Source extract:
▬▬▬▬▬▬▬▬▬▬
The legislator said he is hopeful the bill will also be approved by the Senate.
“I have spoken with a couple of Senate members who are on board to try to help me usher the bill through the Senate. I think we can get it passed this year,” Bamberg said.
Bamberg said the bill will go a long way in helping to make law enforcement officers feel “a little bit happier” on their job in not having to write a certain number of citations within a set period of time. Under the bill, officers could still be judged on their points of contact.
“It just outlaws a mandate stating that you have to write X number of tickets per shift or per week. You’re still going to see officers writing tickets, but what it doesn’t do is penalize people who police in other ways,” he said, including patrolling communities, speaking to the elderly and maintaining visibility in high-crime areas.
He said, “Law enforcement has a very difficult job. It’s a very stressful and dangerous job and if you add arbitrary requirements ... all it does is add unnecessary pressure on these individuals. The General Assembly bears a share of responsibility for the use of tickets for revenue creation for municipalities.
“I say that because the state has historically underfunded law enforcement just like they’ve underfunded education and all these other key aspects, including health care in rural areas.”
Bamberg says he will continue to seek other changes.
“There are a couple of other bills, and I know I have one that I will probably end up having to refile next year that is tailored at the use of ticket revenue,” Bamberg said.
“But this is a start, and a very big start. This quota ‘myth’ has existed for my whole life, so I’m just excited that I could play a part in it for positive change,” he said.
▬▬▬▬▬▬▬▬▬▬
Required tasks:
1 - Duplicate the passage from the article on the ticket quota bill, starting with "The legislator said" and going on through "points of contact.".
2 - According to the article on the ticket quota bill, what mandate does the bill outlaw?
3 - List the other ways of policing, besides writing tickets, that the article on the ticket quota bill mentions.
▬▬▬▬▬▬▬▬▬▬
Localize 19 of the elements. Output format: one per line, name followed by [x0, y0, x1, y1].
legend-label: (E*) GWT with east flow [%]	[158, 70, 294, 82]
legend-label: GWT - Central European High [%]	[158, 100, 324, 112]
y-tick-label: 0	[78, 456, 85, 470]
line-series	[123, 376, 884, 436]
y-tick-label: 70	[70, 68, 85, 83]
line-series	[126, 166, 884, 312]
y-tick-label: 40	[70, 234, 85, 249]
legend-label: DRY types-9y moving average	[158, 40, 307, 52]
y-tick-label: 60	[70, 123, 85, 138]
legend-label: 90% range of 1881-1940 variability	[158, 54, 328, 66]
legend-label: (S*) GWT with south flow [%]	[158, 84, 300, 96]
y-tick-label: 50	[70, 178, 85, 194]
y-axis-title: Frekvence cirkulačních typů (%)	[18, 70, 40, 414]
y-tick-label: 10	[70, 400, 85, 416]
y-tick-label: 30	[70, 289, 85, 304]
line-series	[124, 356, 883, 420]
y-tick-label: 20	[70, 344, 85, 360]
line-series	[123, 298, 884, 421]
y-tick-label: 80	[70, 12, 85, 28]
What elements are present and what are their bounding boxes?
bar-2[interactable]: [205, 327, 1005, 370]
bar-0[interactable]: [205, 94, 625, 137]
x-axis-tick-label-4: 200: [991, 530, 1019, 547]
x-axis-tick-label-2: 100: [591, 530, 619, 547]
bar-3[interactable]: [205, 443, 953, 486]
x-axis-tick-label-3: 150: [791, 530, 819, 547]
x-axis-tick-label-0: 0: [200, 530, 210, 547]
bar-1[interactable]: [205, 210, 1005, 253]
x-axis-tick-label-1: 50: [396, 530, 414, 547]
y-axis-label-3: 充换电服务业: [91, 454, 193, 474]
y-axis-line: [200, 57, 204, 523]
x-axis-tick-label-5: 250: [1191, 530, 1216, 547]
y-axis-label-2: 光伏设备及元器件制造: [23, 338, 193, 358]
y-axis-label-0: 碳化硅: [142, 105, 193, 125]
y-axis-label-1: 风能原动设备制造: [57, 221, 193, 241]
▬▬▬▬▬▬▬▬▬▬
Answers to the problems:
1 -
The legislator said he is hopeful the bill will also be approved by the Senate.
“I have spoken with a couple of Senate members who are on board to try to help me usher the bill through the Senate. I think we can get it passed this year,” Bamberg said.
Bamberg said the bill will go a long way in helping to make law enforcement officers feel “a little bit happier” on their job in not having to write a certain number of citations within a set period of time. Under the bill, officers could still be judged on their points of contact.

2 - A mandate stating that officers have to write X number of tickets per shift or per week.

3 -
- Patrolling communities
- Speaking to the elderly
- Maintaining visibility in high-crime areas